EXERCISE TASK: Whenever a line below holds the word "this", copy that line.

SUPPLIED MATERIAL:

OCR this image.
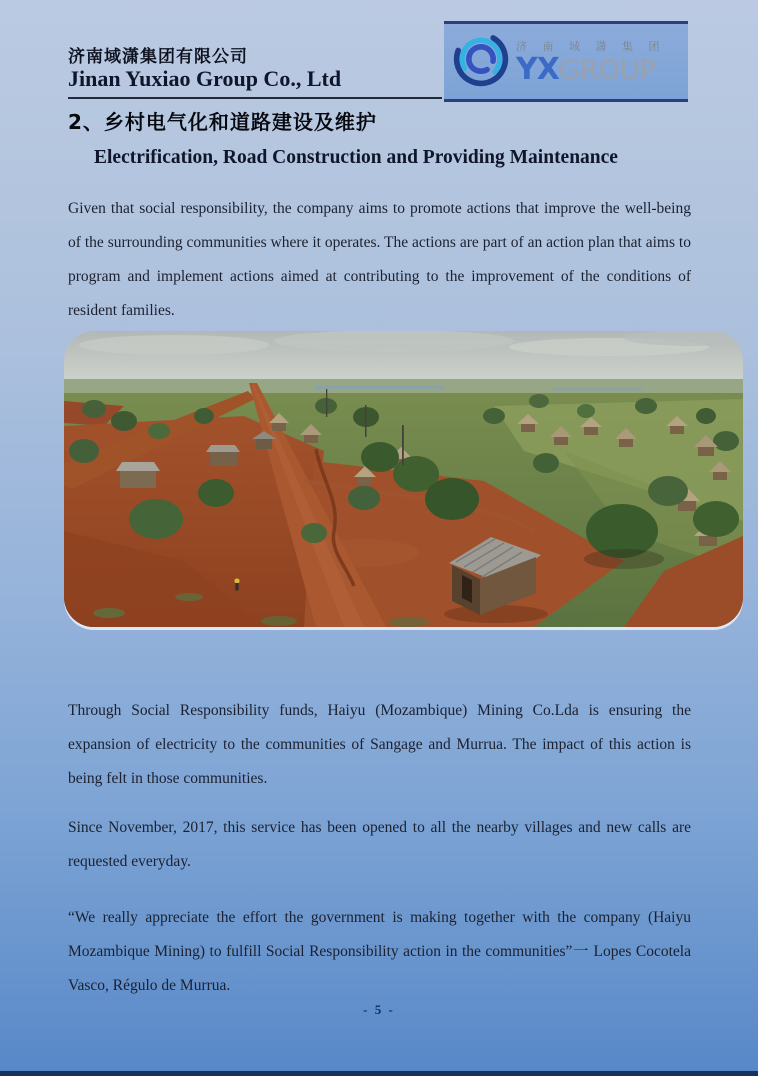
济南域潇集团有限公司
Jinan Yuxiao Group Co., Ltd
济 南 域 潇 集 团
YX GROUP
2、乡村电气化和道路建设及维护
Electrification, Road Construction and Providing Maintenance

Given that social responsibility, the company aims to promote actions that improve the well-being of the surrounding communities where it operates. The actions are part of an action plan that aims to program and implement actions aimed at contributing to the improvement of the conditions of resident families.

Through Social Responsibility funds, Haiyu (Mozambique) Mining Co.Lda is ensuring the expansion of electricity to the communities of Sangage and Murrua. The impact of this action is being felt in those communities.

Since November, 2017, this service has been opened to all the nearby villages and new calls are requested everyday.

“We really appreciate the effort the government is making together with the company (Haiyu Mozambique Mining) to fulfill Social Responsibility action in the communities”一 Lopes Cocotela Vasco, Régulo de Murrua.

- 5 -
* * *
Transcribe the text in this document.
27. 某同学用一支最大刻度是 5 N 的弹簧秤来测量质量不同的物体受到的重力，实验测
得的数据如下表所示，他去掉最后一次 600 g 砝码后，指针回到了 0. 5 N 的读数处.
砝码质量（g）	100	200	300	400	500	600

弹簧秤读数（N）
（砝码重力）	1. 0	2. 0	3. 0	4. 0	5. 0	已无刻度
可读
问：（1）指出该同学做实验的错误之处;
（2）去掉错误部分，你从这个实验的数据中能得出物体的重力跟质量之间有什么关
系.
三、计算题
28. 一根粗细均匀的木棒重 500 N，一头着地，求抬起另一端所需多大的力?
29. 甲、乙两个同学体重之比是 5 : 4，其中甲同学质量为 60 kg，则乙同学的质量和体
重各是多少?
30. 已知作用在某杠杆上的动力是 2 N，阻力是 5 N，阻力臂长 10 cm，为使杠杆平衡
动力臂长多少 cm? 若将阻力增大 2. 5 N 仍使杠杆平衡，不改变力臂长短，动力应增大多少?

FULL ANSWER:
OCR this image.
Through Social Responsibility funds, Haiyu (Mozambique) Mining Co.Lda is ensuring the expansion of electricity to the communities of Sangage and Murrua. The impact of this action is being felt in those communities.
Since November, 2017, this service has been opened to all the nearby villages and new calls are requested everyday.
Transcribe the text in this document.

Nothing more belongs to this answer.